→ INPUT MATERIAL
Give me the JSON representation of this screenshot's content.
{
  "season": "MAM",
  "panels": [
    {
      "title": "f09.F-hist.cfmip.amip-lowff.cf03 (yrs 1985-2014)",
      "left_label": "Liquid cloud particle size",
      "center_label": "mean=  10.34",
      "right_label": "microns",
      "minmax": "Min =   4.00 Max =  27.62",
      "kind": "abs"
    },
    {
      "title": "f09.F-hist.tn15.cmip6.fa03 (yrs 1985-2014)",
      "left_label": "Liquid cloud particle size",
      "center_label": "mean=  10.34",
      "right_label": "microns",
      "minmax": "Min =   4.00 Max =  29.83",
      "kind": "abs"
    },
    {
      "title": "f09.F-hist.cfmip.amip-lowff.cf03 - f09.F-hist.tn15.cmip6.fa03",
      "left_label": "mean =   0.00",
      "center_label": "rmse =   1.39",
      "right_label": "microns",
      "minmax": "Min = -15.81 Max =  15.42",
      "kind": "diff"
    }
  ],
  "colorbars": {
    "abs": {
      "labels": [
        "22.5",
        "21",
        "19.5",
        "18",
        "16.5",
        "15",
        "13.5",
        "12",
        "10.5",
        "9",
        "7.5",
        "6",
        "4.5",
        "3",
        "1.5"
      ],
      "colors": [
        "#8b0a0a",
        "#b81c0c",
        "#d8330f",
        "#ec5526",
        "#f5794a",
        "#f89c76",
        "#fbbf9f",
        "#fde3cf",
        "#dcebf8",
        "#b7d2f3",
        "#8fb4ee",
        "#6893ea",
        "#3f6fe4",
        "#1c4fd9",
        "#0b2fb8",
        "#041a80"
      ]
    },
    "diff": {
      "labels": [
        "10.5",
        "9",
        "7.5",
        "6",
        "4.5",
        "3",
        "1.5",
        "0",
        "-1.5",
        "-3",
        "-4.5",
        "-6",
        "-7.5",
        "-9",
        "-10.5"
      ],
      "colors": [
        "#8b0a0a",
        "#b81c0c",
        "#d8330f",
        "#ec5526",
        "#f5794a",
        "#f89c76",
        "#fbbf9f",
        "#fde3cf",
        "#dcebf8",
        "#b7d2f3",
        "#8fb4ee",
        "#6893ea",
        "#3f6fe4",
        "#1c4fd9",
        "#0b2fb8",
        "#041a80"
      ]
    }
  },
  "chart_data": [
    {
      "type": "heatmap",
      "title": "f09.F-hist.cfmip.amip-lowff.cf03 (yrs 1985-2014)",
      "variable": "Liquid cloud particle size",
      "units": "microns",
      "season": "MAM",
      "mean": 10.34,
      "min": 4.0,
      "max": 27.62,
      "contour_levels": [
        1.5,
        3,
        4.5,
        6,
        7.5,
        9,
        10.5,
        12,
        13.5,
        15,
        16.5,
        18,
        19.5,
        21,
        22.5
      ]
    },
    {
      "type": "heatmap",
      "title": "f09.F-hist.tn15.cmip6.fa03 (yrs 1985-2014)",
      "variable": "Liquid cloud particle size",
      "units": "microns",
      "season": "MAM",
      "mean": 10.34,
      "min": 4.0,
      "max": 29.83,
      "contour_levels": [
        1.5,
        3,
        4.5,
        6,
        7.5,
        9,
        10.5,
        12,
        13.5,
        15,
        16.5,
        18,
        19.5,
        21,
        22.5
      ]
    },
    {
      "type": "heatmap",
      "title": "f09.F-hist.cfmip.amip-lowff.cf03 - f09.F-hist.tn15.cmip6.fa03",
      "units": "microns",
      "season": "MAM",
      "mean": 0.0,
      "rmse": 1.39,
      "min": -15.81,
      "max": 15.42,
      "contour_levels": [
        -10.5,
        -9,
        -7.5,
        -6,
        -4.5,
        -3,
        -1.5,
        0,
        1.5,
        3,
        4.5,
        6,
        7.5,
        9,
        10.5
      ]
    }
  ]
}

→ WRITTEN REQUEST
Every line above should be retyped exactly as given.

→ THE SOLUTION
Give me the JSON representation of this screenshot's content.
{
  "season": "MAM",
  "panels": [
    {
      "title": "f09.F-hist.cfmip.amip-lowff.cf03 (yrs 1985-2014)",
      "left_label": "Liquid cloud particle size",
      "center_label": "mean=  10.34",
      "right_label": "microns",
      "minmax": "Min =   4.00 Max =  27.62",
      "kind": "abs"
    },
    {
      "title": "f09.F-hist.tn15.cmip6.fa03 (yrs 1985-2014)",
      "left_label": "Liquid cloud particle size",
      "center_label": "mean=  10.34",
      "right_label": "microns",
      "minmax": "Min =   4.00 Max =  29.83",
      "kind": "abs"
    },
    {
      "title": "f09.F-hist.cfmip.amip-lowff.cf03 - f09.F-hist.tn15.cmip6.fa03",
      "left_label": "mean =   0.00",
      "center_label": "rmse =   1.39",
      "right_label": "microns",
      "minmax": "Min = -15.81 Max =  15.42",
      "kind": "diff"
    }
  ],
  "colorbars": {
    "abs": {
      "labels": [
        "22.5",
        "21",
        "19.5",
        "18",
        "16.5",
        "15",
        "13.5",
        "12",
        "10.5",
        "9",
        "7.5",
        "6",
        "4.5",
        "3",
        "1.5"
      ],
      "colors": [
        "#8b0a0a",
        "#b81c0c",
        "#d8330f",
        "#ec5526",
        "#f5794a",
        "#f89c76",
        "#fbbf9f",
        "#fde3cf",
        "#dcebf8",
        "#b7d2f3",
        "#8fb4ee",
        "#6893ea",
        "#3f6fe4",
        "#1c4fd9",
        "#0b2fb8",
        "#041a80"
      ]
    },
    "diff": {
      "labels": [
        "10.5",
        "9",
        "7.5",
        "6",
        "4.5",
        "3",
        "1.5",
        "0",
        "-1.5",
        "-3",
        "-4.5",
        "-6",
        "-7.5",
        "-9",
        "-10.5"
      ],
      "colors": [
        "#8b0a0a",
        "#b81c0c",
        "#d8330f",
        "#ec5526",
        "#f5794a",
        "#f89c76",
        "#fbbf9f",
        "#fde3cf",
        "#dcebf8",
        "#b7d2f3",
        "#8fb4ee",
        "#6893ea",
        "#3f6fe4",
        "#1c4fd9",
        "#0b2fb8",
        "#041a80"
      ]
    }
  },
  "chart_data": [
    {
      "type": "heatmap",
      "title": "f09.F-hist.cfmip.amip-lowff.cf03 (yrs 1985-2014)",
      "variable": "Liquid cloud particle size",
      "units": "microns",
      "season": "MAM",
      "mean": 10.34,
      "min": 4.0,
      "max": 27.62,
      "contour_levels": [
        1.5,
        3,
        4.5,
        6,
        7.5,
        9,
        10.5,
        12,
        13.5,
        15,
        16.5,
        18,
        19.5,
        21,
        22.5
      ]
    },
    {
      "type": "heatmap",
      "title": "f09.F-hist.tn15.cmip6.fa03 (yrs 1985-2014)",
      "variable": "Liquid cloud particle size",
      "units": "microns",
      "season": "MAM",
      "mean": 10.34,
      "min": 4.0,
      "max": 29.83,
      "contour_levels": [
        1.5,
        3,
        4.5,
        6,
        7.5,
        9,
        10.5,
        12,
        13.5,
        15,
        16.5,
        18,
        19.5,
        21,
        22.5
      ]
    },
    {
      "type": "heatmap",
      "title": "f09.F-hist.cfmip.amip-lowff.cf03 - f09.F-hist.tn15.cmip6.fa03",
      "units": "microns",
      "season": "MAM",
      "mean": 0.0,
      "rmse": 1.39,
      "min": -15.81,
      "max": 15.42,
      "contour_levels": [
        -10.5,
        -9,
        -7.5,
        -6,
        -4.5,
        -3,
        -1.5,
        0,
        1.5,
        3,
        4.5,
        6,
        7.5,
        9,
        10.5
      ]
    }
  ]
}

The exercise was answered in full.